----- Source data -----
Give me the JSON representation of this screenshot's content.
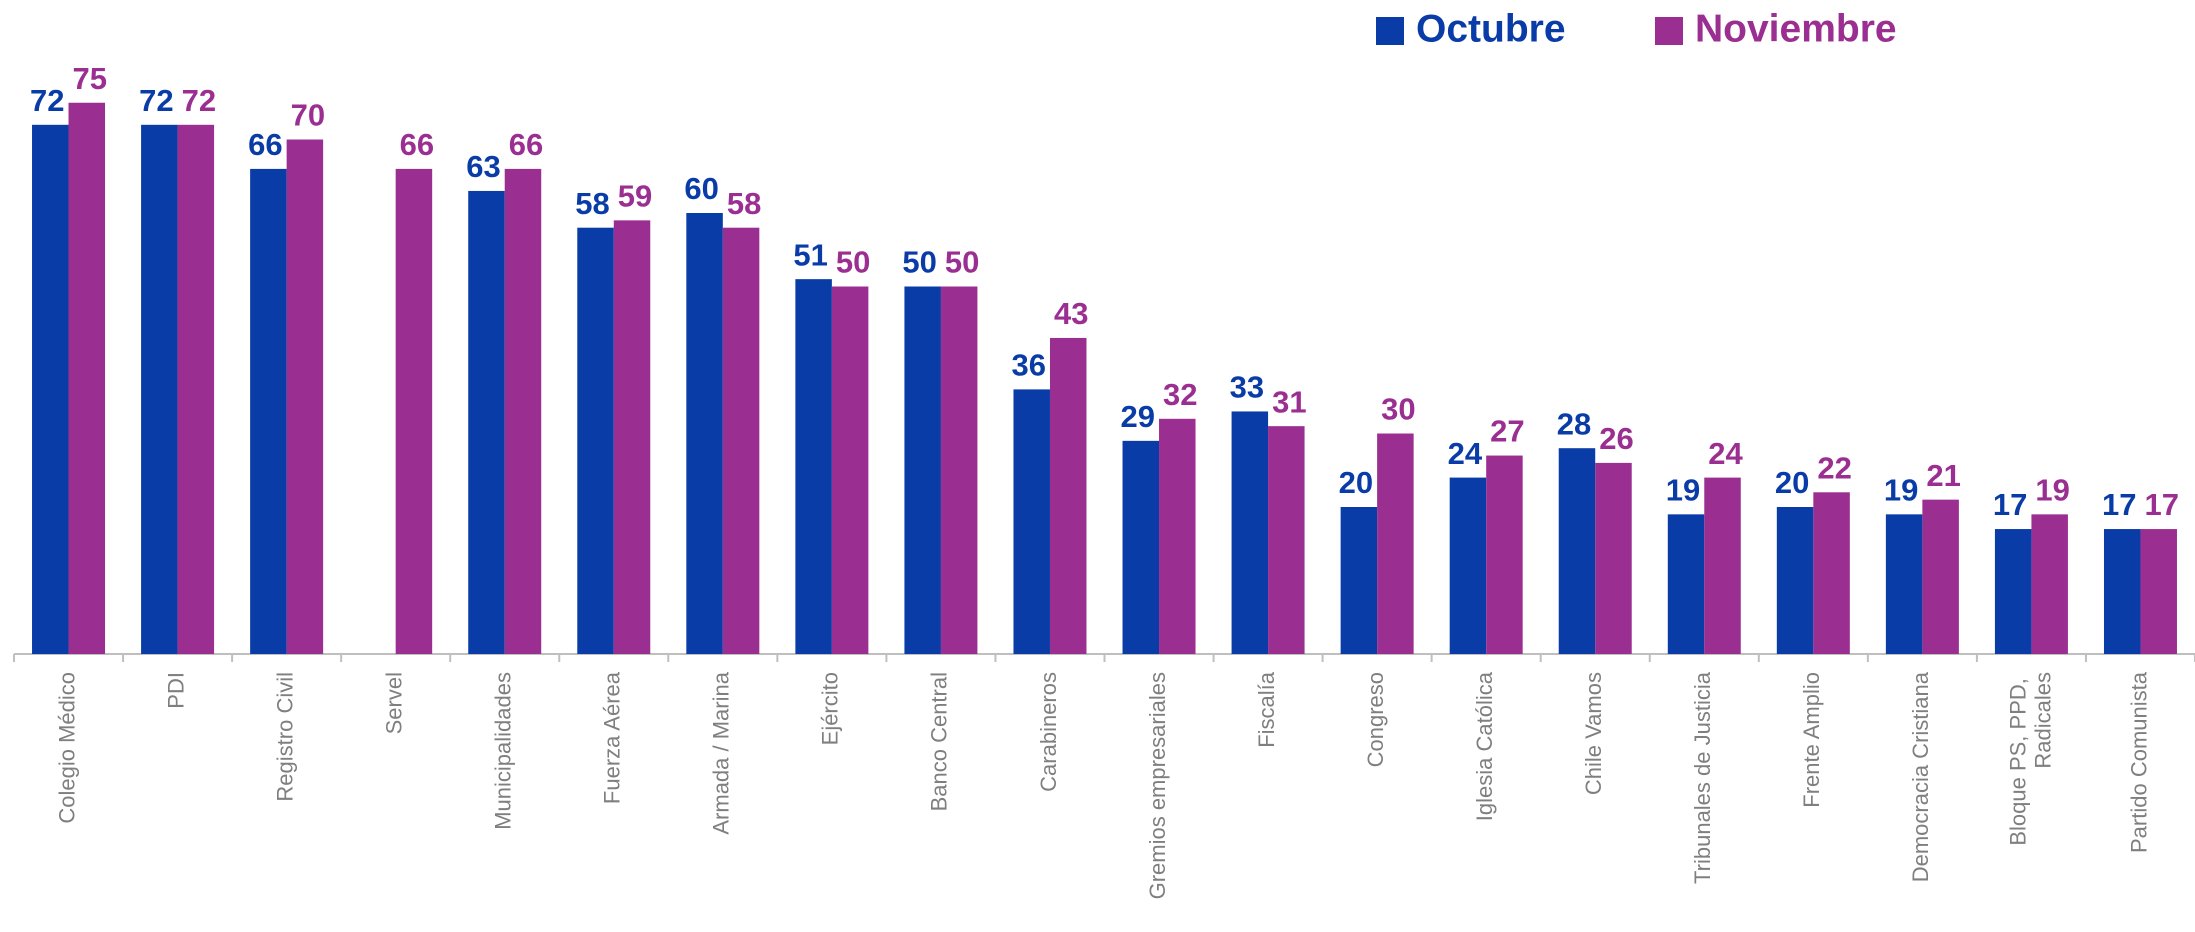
{
  "chart_data": {
    "type": "bar",
    "categories": [
      "Colegio Médico",
      "PDI",
      "Registro Civil",
      "Servel",
      "Municipalidades",
      "Fuerza Aérea",
      "Armada / Marina",
      "Ejército",
      "Banco Central",
      "Carabineros",
      "Gremios empresariales",
      "Fiscalía",
      "Congreso",
      "Iglesia Católica",
      "Chile Vamos",
      "Tribunales de Justicia",
      "Frente Amplio",
      "Democracia Cristiana",
      "Bloque PS, PPD, Radicales",
      "Partido Comunista"
    ],
    "series": [
      {
        "name": "Octubre",
        "color": "#0a3ca8",
        "values": [
          72,
          72,
          66,
          null,
          63,
          58,
          60,
          51,
          50,
          36,
          29,
          33,
          20,
          24,
          28,
          19,
          20,
          19,
          17,
          17
        ]
      },
      {
        "name": "Noviembre",
        "color": "#9b2f91",
        "values": [
          75,
          72,
          70,
          66,
          66,
          59,
          58,
          50,
          50,
          43,
          32,
          31,
          30,
          27,
          26,
          24,
          22,
          21,
          19,
          17
        ]
      }
    ],
    "legend": "top-right"
  }
}
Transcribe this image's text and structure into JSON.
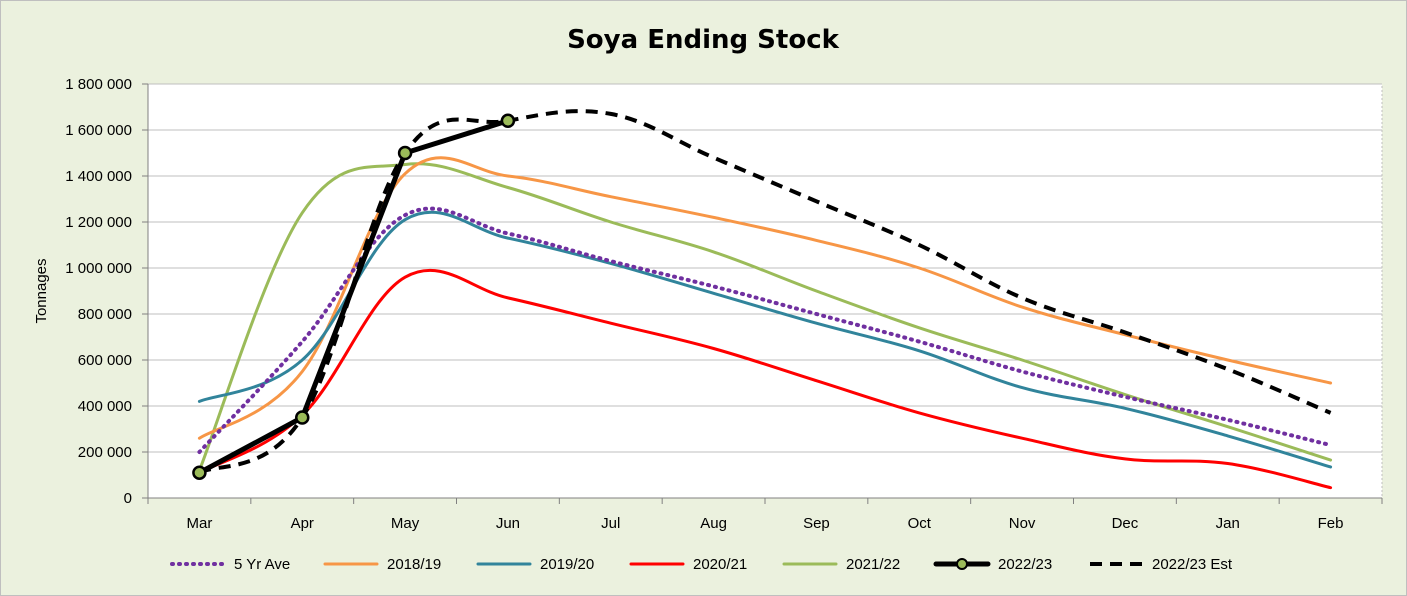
{
  "chart_data": {
    "type": "line",
    "title": "Soya Ending Stock",
    "ylabel": "Tonnages",
    "xlabel": "",
    "ylim": [
      0,
      1800000
    ],
    "yticks": [
      0,
      200000,
      400000,
      600000,
      800000,
      1000000,
      1200000,
      1400000,
      1600000,
      1800000
    ],
    "ytick_labels": [
      "0",
      "200 000",
      "400 000",
      "600 000",
      "800 000",
      "1 000 000",
      "1 200 000",
      "1 400 000",
      "1 600 000",
      "1 800 000"
    ],
    "categories": [
      "Mar",
      "Apr",
      "May",
      "Jun",
      "Jul",
      "Aug",
      "Sep",
      "Oct",
      "Nov",
      "Dec",
      "Jan",
      "Feb"
    ],
    "grid": true,
    "legend": "bottom",
    "series": [
      {
        "name": "5 Yr Ave",
        "color": "#7030a0",
        "style": "dotted",
        "values": [
          200000,
          680000,
          1230000,
          1150000,
          1030000,
          920000,
          800000,
          680000,
          550000,
          440000,
          340000,
          230000
        ]
      },
      {
        "name": "2018/19",
        "color": "#f79646",
        "style": "solid",
        "values": [
          260000,
          550000,
          1410000,
          1400000,
          1310000,
          1220000,
          1120000,
          1000000,
          830000,
          710000,
          600000,
          500000
        ]
      },
      {
        "name": "2019/20",
        "color": "#31849b",
        "style": "solid",
        "values": [
          420000,
          600000,
          1210000,
          1130000,
          1020000,
          890000,
          760000,
          640000,
          480000,
          390000,
          270000,
          135000
        ]
      },
      {
        "name": "2020/21",
        "color": "#ff0000",
        "style": "solid",
        "values": [
          110000,
          360000,
          960000,
          870000,
          760000,
          650000,
          510000,
          370000,
          260000,
          170000,
          150000,
          45000
        ]
      },
      {
        "name": "2021/22",
        "color": "#9bbb59",
        "style": "solid",
        "values": [
          120000,
          1240000,
          1450000,
          1350000,
          1200000,
          1070000,
          900000,
          740000,
          600000,
          450000,
          310000,
          165000
        ]
      },
      {
        "name": "2022/23",
        "color": "#000000",
        "style": "solid-marker",
        "values": [
          110000,
          350000,
          1500000,
          1640000,
          null,
          null,
          null,
          null,
          null,
          null,
          null,
          null
        ]
      },
      {
        "name": "2022/23 Est",
        "color": "#000000",
        "style": "dashed",
        "values": [
          110000,
          350000,
          1500000,
          1640000,
          1670000,
          1480000,
          1290000,
          1100000,
          870000,
          720000,
          560000,
          370000
        ]
      }
    ]
  }
}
-----
Directions for this task:
Your task is to list each line of the records with the word "JSON".

Exercise answer:
Give me the JSON representation of this screenshot's content.
Transcribe this image's text and structure into JSON.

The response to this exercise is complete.